[Records from a dataset]
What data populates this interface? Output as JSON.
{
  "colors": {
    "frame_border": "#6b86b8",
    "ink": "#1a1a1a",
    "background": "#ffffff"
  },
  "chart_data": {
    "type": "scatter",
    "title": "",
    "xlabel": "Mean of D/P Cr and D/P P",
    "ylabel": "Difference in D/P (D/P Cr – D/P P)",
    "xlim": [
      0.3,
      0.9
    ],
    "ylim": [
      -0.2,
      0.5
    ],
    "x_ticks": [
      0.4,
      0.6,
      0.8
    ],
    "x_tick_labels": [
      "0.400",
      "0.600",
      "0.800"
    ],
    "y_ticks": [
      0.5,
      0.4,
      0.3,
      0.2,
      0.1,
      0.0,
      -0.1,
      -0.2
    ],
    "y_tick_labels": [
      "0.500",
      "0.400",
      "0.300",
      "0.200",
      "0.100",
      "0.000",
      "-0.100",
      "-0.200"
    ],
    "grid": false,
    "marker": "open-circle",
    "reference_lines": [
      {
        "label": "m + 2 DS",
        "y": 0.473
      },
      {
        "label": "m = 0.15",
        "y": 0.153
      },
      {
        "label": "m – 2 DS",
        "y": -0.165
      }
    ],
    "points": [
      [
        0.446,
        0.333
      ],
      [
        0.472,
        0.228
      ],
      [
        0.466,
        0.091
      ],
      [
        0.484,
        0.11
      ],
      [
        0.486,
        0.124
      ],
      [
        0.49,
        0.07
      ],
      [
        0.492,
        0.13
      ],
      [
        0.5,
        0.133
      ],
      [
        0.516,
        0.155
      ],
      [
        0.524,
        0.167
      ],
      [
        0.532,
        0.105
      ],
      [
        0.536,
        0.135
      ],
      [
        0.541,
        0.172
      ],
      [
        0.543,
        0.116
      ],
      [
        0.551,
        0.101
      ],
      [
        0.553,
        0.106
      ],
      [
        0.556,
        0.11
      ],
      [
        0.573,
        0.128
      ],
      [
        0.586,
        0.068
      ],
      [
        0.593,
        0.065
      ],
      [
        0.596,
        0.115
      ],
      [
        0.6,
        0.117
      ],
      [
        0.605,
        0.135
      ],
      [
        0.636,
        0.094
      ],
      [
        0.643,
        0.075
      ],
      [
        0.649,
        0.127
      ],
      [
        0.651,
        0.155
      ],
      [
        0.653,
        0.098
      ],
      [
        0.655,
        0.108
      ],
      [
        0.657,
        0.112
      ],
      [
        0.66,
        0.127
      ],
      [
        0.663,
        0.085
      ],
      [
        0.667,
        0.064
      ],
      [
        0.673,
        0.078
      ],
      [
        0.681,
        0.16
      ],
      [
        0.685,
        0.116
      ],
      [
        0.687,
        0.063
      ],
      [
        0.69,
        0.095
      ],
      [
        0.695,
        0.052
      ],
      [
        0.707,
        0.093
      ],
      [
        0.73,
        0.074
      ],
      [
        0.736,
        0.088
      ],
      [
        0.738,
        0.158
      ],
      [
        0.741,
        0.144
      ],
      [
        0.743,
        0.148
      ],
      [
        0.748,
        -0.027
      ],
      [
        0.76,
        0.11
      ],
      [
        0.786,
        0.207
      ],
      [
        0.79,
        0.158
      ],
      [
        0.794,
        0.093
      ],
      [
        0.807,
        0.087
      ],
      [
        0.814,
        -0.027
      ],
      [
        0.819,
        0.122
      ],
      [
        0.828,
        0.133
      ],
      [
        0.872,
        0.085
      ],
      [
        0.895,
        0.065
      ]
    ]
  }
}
--
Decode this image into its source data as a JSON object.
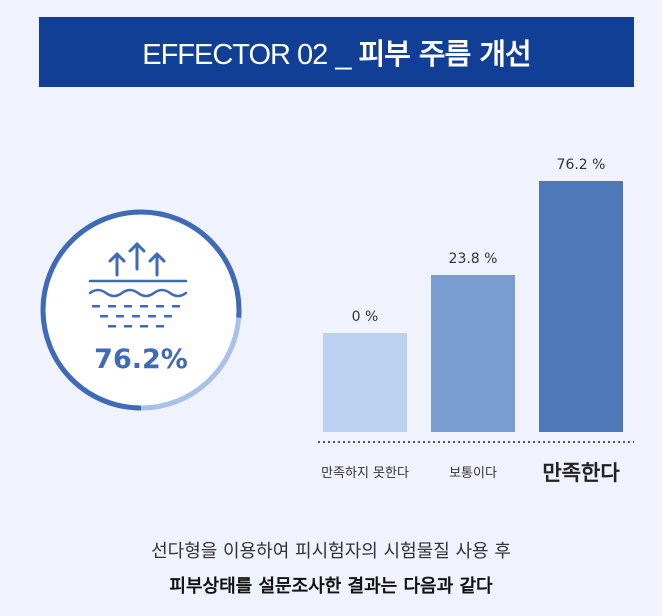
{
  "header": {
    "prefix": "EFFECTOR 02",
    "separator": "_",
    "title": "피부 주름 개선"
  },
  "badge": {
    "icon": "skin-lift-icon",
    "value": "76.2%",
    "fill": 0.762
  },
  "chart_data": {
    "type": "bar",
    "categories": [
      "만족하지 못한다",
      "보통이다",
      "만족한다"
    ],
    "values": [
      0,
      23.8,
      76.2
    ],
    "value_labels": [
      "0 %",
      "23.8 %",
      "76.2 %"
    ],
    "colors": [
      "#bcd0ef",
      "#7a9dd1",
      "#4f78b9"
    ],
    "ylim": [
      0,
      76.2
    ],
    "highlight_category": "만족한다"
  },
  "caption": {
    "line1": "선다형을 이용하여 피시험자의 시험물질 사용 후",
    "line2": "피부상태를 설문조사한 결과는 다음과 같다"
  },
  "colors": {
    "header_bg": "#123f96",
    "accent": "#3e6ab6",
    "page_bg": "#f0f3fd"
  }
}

REQUIRED TASK: Identify the lines in the entries that hold "this" and return each one.

WRITTEN SOLUTION:
What data populates this interface? Output as JSON.
Decode this image into its source data as a JSON object.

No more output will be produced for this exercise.